SET PROBLEM:
Transcribe nothing but the lines from the one with "Give me a plain-text" to the end of the entries, both included, keeping each exact and leaving every picture out.

INPUT DATA:
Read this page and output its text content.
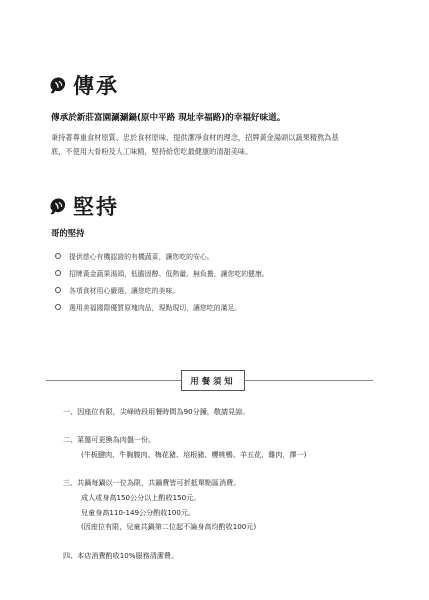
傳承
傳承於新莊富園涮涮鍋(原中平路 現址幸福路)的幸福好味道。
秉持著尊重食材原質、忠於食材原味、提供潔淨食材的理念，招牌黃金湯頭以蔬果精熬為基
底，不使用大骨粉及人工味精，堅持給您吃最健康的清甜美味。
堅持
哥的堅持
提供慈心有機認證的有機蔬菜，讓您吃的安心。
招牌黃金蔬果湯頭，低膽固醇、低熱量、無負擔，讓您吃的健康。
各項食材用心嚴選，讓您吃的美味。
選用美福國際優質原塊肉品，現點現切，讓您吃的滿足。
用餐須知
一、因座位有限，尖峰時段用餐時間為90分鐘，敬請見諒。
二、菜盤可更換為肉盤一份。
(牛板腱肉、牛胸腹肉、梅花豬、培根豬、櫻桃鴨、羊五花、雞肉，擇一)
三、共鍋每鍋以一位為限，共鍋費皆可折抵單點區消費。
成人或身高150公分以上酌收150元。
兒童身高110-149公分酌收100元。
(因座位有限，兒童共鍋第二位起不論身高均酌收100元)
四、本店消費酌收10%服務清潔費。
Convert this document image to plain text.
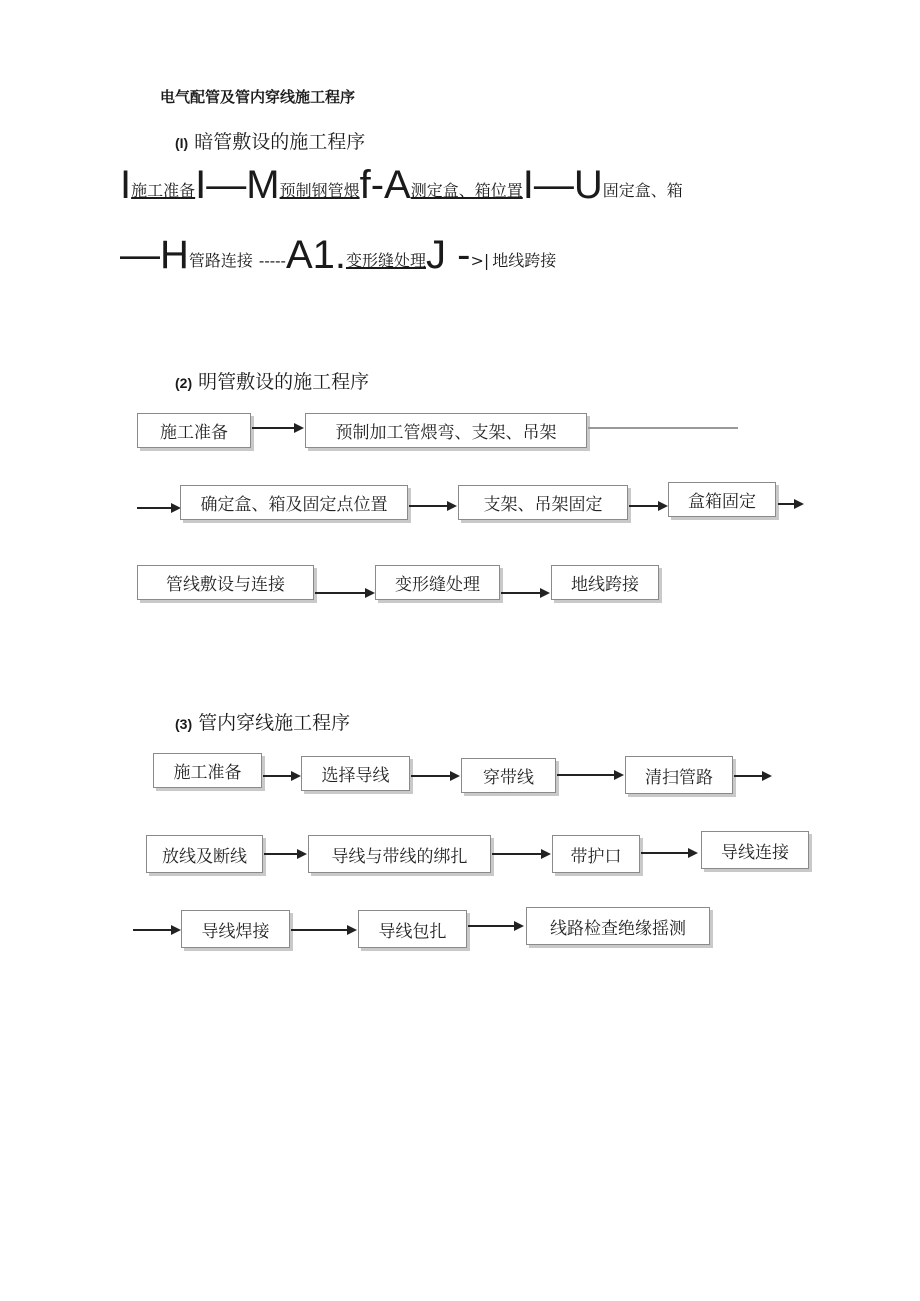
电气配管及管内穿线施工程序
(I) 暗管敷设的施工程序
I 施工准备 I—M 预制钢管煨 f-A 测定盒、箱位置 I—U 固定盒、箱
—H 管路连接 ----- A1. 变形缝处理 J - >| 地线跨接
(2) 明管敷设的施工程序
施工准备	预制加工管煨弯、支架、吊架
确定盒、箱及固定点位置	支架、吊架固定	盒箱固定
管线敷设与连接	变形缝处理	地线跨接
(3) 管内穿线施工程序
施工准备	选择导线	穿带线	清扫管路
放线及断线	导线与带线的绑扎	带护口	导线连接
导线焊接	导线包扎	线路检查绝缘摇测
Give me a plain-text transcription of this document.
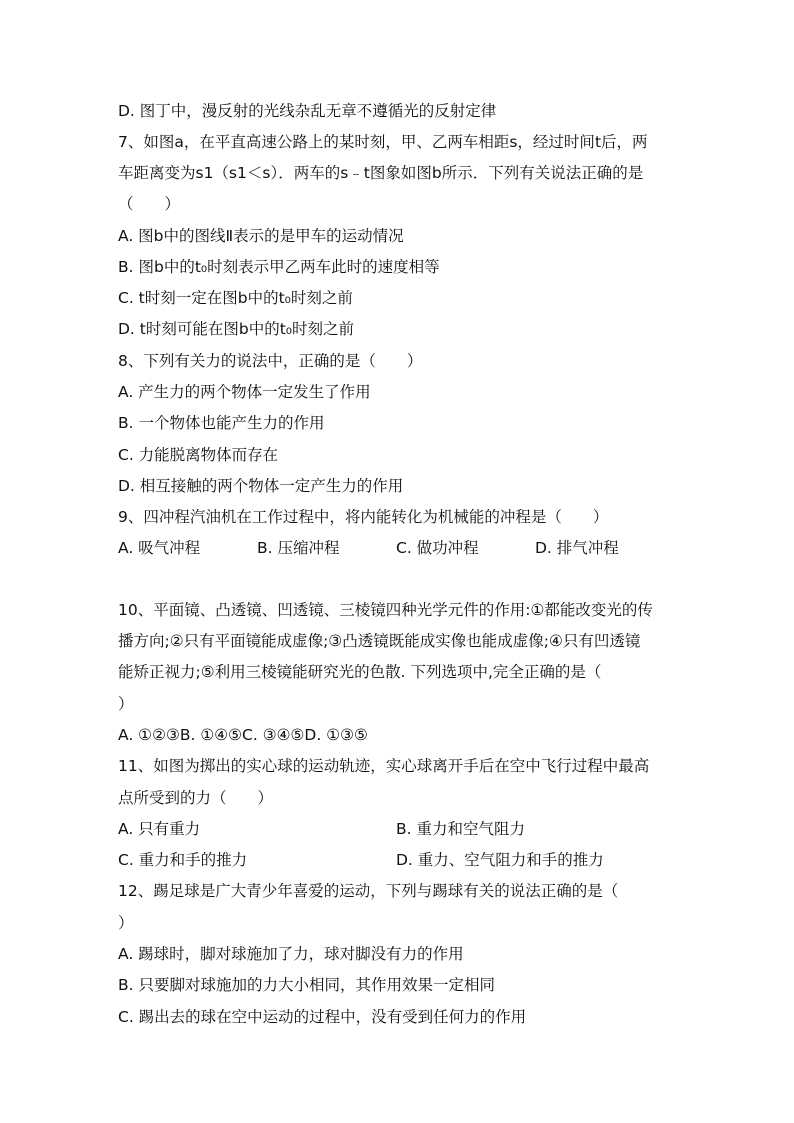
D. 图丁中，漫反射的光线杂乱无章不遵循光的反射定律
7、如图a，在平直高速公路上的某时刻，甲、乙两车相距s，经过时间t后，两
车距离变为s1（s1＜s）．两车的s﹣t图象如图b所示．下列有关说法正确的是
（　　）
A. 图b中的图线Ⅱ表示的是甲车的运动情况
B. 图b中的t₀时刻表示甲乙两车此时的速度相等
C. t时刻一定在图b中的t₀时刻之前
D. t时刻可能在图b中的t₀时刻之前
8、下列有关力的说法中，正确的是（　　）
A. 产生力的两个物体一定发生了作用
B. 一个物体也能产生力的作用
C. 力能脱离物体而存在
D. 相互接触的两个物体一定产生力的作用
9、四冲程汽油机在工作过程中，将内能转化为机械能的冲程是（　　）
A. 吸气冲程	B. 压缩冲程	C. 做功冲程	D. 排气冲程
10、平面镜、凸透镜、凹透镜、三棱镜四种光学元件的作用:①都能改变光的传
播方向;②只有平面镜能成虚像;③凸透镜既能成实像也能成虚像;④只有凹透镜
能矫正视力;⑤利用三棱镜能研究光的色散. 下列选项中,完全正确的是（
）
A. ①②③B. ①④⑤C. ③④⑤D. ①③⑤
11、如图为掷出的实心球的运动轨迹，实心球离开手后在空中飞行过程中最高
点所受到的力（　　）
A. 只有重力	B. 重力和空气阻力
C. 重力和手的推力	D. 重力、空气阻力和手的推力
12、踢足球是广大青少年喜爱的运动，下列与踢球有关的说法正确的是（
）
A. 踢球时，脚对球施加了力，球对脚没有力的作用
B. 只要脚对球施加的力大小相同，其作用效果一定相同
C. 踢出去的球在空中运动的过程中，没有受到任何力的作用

THE OUTPUT:
Give me a plain-text transcription of this document.
D. 图丁中，漫反射的光线杂乱无章不遵循光的反射定律
7、如图a，在平直高速公路上的某时刻，甲、乙两车相距s，经过时间t后，两
车距离变为s1（s1＜s）．两车的s﹣t图象如图b所示．下列有关说法正确的是
（　　）
A. 图b中的图线Ⅱ表示的是甲车的运动情况
B. 图b中的t₀时刻表示甲乙两车此时的速度相等
C. t时刻一定在图b中的t₀时刻之前
D. t时刻可能在图b中的t₀时刻之前
8、下列有关力的说法中，正确的是（　　）
A. 产生力的两个物体一定发生了作用
B. 一个物体也能产生力的作用
C. 力能脱离物体而存在
D. 相互接触的两个物体一定产生力的作用
9、四冲程汽油机在工作过程中，将内能转化为机械能的冲程是（　　）
A. 吸气冲程	B. 压缩冲程	C. 做功冲程	D. 排气冲程
10、平面镜、凸透镜、凹透镜、三棱镜四种光学元件的作用:①都能改变光的传
播方向;②只有平面镜能成虚像;③凸透镜既能成实像也能成虚像;④只有凹透镜
能矫正视力;⑤利用三棱镜能研究光的色散. 下列选项中,完全正确的是（
）
A. ①②③B. ①④⑤C. ③④⑤D. ①③⑤
11、如图为掷出的实心球的运动轨迹，实心球离开手后在空中飞行过程中最高
点所受到的力（　　）
A. 只有重力	B. 重力和空气阻力
C. 重力和手的推力	D. 重力、空气阻力和手的推力
12、踢足球是广大青少年喜爱的运动，下列与踢球有关的说法正确的是（
）
A. 踢球时，脚对球施加了力，球对脚没有力的作用
B. 只要脚对球施加的力大小相同，其作用效果一定相同
C. 踢出去的球在空中运动的过程中，没有受到任何力的作用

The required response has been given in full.